Give back the full material, exactly as it reads.

Data extracted from a collection

====================

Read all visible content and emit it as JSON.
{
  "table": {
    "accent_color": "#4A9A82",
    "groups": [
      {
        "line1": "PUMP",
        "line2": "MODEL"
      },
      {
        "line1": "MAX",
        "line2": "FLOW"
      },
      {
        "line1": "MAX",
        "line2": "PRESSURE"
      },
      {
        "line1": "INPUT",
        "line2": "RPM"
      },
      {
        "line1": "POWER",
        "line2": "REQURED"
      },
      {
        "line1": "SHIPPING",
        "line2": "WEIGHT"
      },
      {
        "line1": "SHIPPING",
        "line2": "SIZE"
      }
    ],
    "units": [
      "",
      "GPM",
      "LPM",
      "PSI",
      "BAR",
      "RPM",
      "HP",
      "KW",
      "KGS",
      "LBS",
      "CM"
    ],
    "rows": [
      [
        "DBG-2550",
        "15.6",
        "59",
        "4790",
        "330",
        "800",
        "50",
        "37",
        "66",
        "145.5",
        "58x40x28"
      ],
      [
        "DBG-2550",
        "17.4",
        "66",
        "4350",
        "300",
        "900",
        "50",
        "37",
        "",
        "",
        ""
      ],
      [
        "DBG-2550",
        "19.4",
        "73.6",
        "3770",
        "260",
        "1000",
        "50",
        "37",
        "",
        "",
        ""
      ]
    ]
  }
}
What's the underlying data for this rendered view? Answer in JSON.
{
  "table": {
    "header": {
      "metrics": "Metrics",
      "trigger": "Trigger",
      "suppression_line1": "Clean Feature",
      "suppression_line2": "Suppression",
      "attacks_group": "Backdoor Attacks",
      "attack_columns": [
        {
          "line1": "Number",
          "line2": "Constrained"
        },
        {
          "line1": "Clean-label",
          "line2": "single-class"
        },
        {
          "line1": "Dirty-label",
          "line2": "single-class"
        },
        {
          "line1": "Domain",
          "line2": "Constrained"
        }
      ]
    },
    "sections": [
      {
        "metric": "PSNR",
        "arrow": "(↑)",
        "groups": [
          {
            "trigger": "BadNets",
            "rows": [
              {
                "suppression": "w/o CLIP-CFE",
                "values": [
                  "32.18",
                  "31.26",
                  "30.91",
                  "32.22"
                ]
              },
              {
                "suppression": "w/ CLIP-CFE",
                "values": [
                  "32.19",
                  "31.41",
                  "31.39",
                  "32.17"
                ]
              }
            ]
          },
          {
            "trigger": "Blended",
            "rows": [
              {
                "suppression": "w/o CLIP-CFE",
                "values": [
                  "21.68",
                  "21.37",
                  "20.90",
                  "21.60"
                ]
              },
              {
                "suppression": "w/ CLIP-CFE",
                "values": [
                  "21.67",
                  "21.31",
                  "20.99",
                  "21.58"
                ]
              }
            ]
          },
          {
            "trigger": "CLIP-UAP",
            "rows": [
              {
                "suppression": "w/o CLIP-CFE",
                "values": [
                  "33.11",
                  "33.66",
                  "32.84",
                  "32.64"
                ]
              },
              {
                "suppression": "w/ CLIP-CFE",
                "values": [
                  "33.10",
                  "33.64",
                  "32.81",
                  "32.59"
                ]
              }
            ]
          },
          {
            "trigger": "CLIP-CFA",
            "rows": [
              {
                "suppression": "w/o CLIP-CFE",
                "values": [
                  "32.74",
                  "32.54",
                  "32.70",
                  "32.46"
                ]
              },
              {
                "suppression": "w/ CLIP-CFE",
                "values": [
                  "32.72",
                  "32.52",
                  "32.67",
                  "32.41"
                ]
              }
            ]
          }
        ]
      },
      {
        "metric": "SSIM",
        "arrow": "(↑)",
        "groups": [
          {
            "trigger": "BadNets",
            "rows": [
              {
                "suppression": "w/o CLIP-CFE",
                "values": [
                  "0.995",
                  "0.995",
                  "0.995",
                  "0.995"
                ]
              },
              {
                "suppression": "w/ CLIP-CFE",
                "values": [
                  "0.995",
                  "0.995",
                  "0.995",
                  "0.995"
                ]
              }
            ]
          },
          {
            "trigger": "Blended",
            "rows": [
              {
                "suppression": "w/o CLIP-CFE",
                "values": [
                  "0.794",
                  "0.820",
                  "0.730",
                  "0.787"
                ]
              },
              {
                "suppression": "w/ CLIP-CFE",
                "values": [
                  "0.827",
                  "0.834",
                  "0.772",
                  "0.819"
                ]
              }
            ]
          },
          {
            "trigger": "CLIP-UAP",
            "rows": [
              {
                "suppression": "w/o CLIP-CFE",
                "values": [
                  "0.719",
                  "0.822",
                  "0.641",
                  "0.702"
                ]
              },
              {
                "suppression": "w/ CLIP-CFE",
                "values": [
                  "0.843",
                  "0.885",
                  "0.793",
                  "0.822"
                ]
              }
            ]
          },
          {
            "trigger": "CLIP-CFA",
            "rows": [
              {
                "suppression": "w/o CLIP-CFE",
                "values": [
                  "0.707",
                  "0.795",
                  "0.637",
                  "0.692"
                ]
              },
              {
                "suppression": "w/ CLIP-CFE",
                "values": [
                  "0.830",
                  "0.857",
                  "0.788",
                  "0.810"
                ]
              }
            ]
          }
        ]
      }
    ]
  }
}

====================

* [Solution to this exercise]
Read all visible content and emit it as JSON.
{
  "table": {
    "accent_color": "#4A9A82",
    "groups": [
      {
        "line1": "PUMP",
        "line2": "MODEL"
      },
      {
        "line1": "MAX",
        "line2": "FLOW"
      },
      {
        "line1": "MAX",
        "line2": "PRESSURE"
      },
      {
        "line1": "INPUT",
        "line2": "RPM"
      },
      {
        "line1": "POWER",
        "line2": "REQURED"
      },
      {
        "line1": "SHIPPING",
        "line2": "WEIGHT"
      },
      {
        "line1": "SHIPPING",
        "line2": "SIZE"
      }
    ],
    "units": [
      "",
      "GPM",
      "LPM",
      "PSI",
      "BAR",
      "RPM",
      "HP",
      "KW",
      "KGS",
      "LBS",
      "CM"
    ],
    "rows": [
      [
        "DBG-2550",
        "15.6",
        "59",
        "4790",
        "330",
        "800",
        "50",
        "37",
        "66",
        "145.5",
        "58x40x28"
      ],
      [
        "DBG-2550",
        "17.4",
        "66",
        "4350",
        "300",
        "900",
        "50",
        "37",
        "",
        "",
        ""
      ],
      [
        "DBG-2550",
        "19.4",
        "73.6",
        "3770",
        "260",
        "1000",
        "50",
        "37",
        "",
        "",
        ""
      ]
    ]
  }
}
What's the underlying data for this rendered view? Answer in JSON.
{
  "table": {
    "header": {
      "metrics": "Metrics",
      "trigger": "Trigger",
      "suppression_line1": "Clean Feature",
      "suppression_line2": "Suppression",
      "attacks_group": "Backdoor Attacks",
      "attack_columns": [
        {
          "line1": "Number",
          "line2": "Constrained"
        },
        {
          "line1": "Clean-label",
          "line2": "single-class"
        },
        {
          "line1": "Dirty-label",
          "line2": "single-class"
        },
        {
          "line1": "Domain",
          "line2": "Constrained"
        }
      ]
    },
    "sections": [
      {
        "metric": "PSNR",
        "arrow": "(↑)",
        "groups": [
          {
            "trigger": "BadNets",
            "rows": [
              {
                "suppression": "w/o CLIP-CFE",
                "values": [
                  "32.18",
                  "31.26",
                  "30.91",
                  "32.22"
                ]
              },
              {
                "suppression": "w/ CLIP-CFE",
                "values": [
                  "32.19",
                  "31.41",
                  "31.39",
                  "32.17"
                ]
              }
            ]
          },
          {
            "trigger": "Blended",
            "rows": [
              {
                "suppression": "w/o CLIP-CFE",
                "values": [
                  "21.68",
                  "21.37",
                  "20.90",
                  "21.60"
                ]
              },
              {
                "suppression": "w/ CLIP-CFE",
                "values": [
                  "21.67",
                  "21.31",
                  "20.99",
                  "21.58"
                ]
              }
            ]
          },
          {
            "trigger": "CLIP-UAP",
            "rows": [
              {
                "suppression": "w/o CLIP-CFE",
                "values": [
                  "33.11",
                  "33.66",
                  "32.84",
                  "32.64"
                ]
              },
              {
                "suppression": "w/ CLIP-CFE",
                "values": [
                  "33.10",
                  "33.64",
                  "32.81",
                  "32.59"
                ]
              }
            ]
          },
          {
            "trigger": "CLIP-CFA",
            "rows": [
              {
                "suppression": "w/o CLIP-CFE",
                "values": [
                  "32.74",
                  "32.54",
                  "32.70",
                  "32.46"
                ]
              },
              {
                "suppression": "w/ CLIP-CFE",
                "values": [
                  "32.72",
                  "32.52",
                  "32.67",
                  "32.41"
                ]
              }
            ]
          }
        ]
      },
      {
        "metric": "SSIM",
        "arrow": "(↑)",
        "groups": [
          {
            "trigger": "BadNets",
            "rows": [
              {
                "suppression": "w/o CLIP-CFE",
                "values": [
                  "0.995",
                  "0.995",
                  "0.995",
                  "0.995"
                ]
              },
              {
                "suppression": "w/ CLIP-CFE",
                "values": [
                  "0.995",
                  "0.995",
                  "0.995",
                  "0.995"
                ]
              }
            ]
          },
          {
            "trigger": "Blended",
            "rows": [
              {
                "suppression": "w/o CLIP-CFE",
                "values": [
                  "0.794",
                  "0.820",
                  "0.730",
                  "0.787"
                ]
              },
              {
                "suppression": "w/ CLIP-CFE",
                "values": [
                  "0.827",
                  "0.834",
                  "0.772",
                  "0.819"
                ]
              }
            ]
          },
          {
            "trigger": "CLIP-UAP",
            "rows": [
              {
                "suppression": "w/o CLIP-CFE",
                "values": [
                  "0.719",
                  "0.822",
                  "0.641",
                  "0.702"
                ]
              },
              {
                "suppression": "w/ CLIP-CFE",
                "values": [
                  "0.843",
                  "0.885",
                  "0.793",
                  "0.822"
                ]
              }
            ]
          },
          {
            "trigger": "CLIP-CFA",
            "rows": [
              {
                "suppression": "w/o CLIP-CFE",
                "values": [
                  "0.707",
                  "0.795",
                  "0.637",
                  "0.692"
                ]
              },
              {
                "suppression": "w/ CLIP-CFE",
                "values": [
                  "0.830",
                  "0.857",
                  "0.788",
                  "0.810"
                ]
              }
            ]
          }
        ]
      }
    ]
  }
}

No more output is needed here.